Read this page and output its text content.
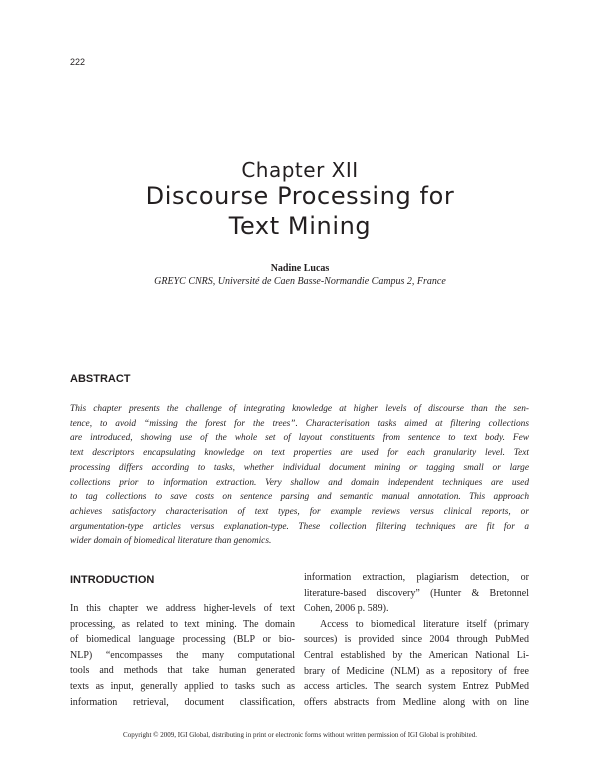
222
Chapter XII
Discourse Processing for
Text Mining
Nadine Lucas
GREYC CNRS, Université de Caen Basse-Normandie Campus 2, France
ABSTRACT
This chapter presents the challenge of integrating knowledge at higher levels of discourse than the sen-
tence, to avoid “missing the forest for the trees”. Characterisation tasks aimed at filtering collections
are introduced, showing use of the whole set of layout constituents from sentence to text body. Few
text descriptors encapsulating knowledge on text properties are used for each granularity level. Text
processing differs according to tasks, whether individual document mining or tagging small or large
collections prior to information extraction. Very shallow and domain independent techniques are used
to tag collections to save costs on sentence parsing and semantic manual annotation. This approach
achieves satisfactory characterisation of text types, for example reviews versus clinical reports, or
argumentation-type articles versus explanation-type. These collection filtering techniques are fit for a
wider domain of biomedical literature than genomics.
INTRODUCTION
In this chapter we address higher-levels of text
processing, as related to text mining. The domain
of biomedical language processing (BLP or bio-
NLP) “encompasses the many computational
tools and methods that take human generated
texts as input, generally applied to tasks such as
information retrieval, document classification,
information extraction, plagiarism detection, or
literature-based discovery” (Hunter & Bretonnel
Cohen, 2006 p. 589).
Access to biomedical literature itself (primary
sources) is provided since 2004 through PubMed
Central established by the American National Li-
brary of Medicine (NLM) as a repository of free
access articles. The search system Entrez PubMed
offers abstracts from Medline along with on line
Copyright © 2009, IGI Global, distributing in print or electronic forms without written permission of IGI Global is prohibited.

=-=-=

> **THE TASK**: The lines above must be transcribed exactly, with every picture left out.

> **WRITTEN REPLY**:
Read this page and output its text content.
222
Chapter XII
Discourse Processing for
Text Mining
Nadine Lucas
GREYC CNRS, Université de Caen Basse-Normandie Campus 2, France
ABSTRACT
This chapter presents the challenge of integrating knowledge at higher levels of discourse than the sen-
tence, to avoid “missing the forest for the trees”. Characterisation tasks aimed at filtering collections
are introduced, showing use of the whole set of layout constituents from sentence to text body. Few
text descriptors encapsulating knowledge on text properties are used for each granularity level. Text
processing differs according to tasks, whether individual document mining or tagging small or large
collections prior to information extraction. Very shallow and domain independent techniques are used
to tag collections to save costs on sentence parsing and semantic manual annotation. This approach
achieves satisfactory characterisation of text types, for example reviews versus clinical reports, or
argumentation-type articles versus explanation-type. These collection filtering techniques are fit for a
wider domain of biomedical literature than genomics.
INTRODUCTION
In this chapter we address higher-levels of text
processing, as related to text mining. The domain
of biomedical language processing (BLP or bio-
NLP) “encompasses the many computational
tools and methods that take human generated
texts as input, generally applied to tasks such as
information retrieval, document classification,
information extraction, plagiarism detection, or
literature-based discovery” (Hunter & Bretonnel
Cohen, 2006 p. 589).
Access to biomedical literature itself (primary
sources) is provided since 2004 through PubMed
Central established by the American National Li-
brary of Medicine (NLM) as a repository of free
access articles. The search system Entrez PubMed
offers abstracts from Medline along with on line
Copyright © 2009, IGI Global, distributing in print or electronic forms without written permission of IGI Global is prohibited.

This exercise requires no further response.